Set exercise → Return every line below in which "Scheme" appears.

[Extracted records]
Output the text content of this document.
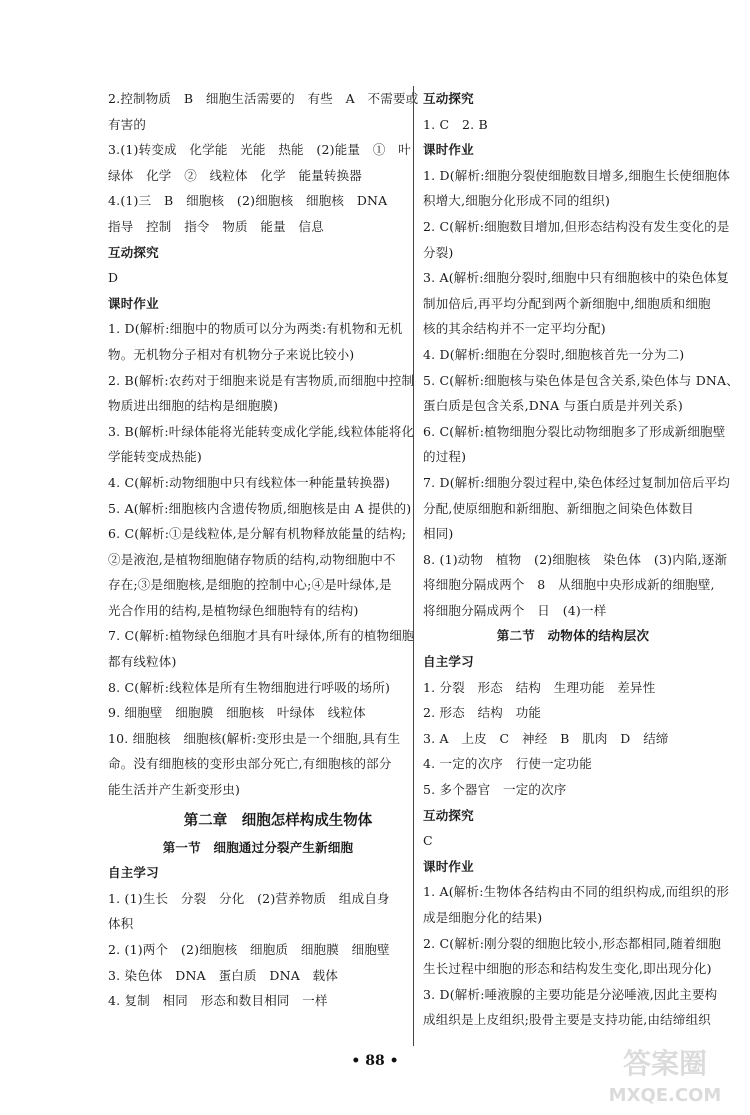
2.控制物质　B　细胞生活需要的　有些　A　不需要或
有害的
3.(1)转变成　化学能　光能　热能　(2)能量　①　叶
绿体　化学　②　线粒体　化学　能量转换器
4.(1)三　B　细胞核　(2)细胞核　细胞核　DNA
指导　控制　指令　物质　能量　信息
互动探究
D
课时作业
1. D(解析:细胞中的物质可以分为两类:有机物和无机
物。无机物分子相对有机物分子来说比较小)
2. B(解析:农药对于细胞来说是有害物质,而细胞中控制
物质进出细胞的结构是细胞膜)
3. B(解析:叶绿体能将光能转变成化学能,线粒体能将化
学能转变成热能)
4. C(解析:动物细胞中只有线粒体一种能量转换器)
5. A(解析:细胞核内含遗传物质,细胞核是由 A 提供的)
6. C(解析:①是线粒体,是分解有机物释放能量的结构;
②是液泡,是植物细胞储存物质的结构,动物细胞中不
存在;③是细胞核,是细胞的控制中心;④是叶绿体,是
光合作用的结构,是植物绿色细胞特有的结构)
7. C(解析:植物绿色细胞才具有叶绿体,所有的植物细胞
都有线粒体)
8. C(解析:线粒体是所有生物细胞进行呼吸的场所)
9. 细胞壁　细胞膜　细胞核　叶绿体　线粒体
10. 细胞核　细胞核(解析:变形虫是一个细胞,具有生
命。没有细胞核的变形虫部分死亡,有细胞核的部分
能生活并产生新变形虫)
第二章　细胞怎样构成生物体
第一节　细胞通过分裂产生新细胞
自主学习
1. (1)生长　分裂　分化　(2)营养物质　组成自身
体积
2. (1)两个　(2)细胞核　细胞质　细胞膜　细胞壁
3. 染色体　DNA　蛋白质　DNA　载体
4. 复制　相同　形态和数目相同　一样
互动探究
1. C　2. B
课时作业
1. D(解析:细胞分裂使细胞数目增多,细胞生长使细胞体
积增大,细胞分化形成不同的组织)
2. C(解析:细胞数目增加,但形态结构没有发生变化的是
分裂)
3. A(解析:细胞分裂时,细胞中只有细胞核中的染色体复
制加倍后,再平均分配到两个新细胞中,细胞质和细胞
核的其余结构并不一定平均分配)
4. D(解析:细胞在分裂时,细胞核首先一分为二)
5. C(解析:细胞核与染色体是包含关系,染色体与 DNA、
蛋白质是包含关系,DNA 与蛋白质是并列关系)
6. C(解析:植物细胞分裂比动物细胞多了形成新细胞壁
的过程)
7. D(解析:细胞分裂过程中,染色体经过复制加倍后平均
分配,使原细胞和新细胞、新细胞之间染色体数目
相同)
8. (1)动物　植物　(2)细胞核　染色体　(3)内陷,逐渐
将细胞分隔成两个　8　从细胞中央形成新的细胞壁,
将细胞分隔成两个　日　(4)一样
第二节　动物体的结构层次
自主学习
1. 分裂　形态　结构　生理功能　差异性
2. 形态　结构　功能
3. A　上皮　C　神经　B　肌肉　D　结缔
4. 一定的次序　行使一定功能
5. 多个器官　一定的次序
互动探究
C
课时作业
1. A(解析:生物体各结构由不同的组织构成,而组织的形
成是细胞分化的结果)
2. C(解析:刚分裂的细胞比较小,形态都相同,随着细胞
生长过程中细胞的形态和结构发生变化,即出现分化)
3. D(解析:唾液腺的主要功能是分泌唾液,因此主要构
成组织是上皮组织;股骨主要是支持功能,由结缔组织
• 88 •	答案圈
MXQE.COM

...

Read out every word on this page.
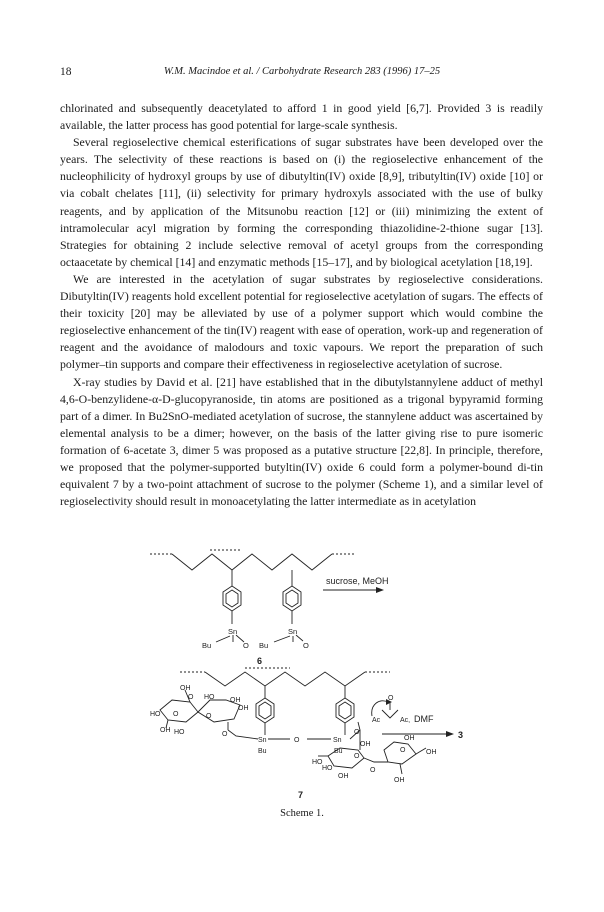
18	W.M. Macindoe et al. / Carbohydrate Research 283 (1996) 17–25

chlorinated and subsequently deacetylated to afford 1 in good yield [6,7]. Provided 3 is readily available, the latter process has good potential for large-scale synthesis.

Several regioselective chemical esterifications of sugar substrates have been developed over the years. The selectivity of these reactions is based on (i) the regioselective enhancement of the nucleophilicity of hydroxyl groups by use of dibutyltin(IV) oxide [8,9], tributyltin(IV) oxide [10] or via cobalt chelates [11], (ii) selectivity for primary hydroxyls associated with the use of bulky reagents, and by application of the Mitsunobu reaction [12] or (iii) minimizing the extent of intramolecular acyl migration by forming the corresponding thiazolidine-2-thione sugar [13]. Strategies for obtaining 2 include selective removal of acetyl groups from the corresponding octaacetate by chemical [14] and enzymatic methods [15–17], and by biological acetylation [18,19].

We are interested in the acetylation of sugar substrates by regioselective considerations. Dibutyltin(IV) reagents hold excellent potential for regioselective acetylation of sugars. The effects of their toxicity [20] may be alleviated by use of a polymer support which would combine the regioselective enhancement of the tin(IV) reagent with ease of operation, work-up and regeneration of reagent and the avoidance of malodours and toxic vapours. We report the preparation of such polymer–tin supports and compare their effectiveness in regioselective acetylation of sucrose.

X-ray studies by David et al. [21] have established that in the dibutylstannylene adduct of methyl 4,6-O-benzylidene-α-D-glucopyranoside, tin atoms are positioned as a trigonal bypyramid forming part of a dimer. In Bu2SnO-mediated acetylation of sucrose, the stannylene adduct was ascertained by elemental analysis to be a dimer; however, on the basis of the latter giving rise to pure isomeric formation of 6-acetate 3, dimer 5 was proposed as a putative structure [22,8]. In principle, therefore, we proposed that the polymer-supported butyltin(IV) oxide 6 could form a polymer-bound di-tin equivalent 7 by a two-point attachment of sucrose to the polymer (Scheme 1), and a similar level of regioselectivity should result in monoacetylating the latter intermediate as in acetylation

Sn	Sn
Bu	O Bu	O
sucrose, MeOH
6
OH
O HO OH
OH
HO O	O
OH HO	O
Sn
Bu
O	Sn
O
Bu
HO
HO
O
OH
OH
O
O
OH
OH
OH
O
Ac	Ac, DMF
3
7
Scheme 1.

Answer to the exercise →
X-ray studies by David et al. [21] have established that in the dibutylstannylene adduct of methyl 4,6-O-benzylidene-α-D-glucopyranoside, tin atoms are positioned as a trigonal bypyramid forming part of a dimer. In Bu2SnO-mediated acetylation of sucrose, the stannylene adduct was ascertained by elemental analysis to be a dimer; however, on the basis of the latter giving rise to pure isomeric formation of 6-acetate 3, dimer 5 was proposed as a putative structure [22,8]. In principle, therefore, we proposed that the polymer-supported butyltin(IV) oxide 6 could form a polymer-bound di-tin equivalent 7 by a two-point attachment of sucrose to the polymer (Scheme 1), and a similar level of regioselectivity should result in monoacetylating the latter intermediate as in acetylation
Scheme 1.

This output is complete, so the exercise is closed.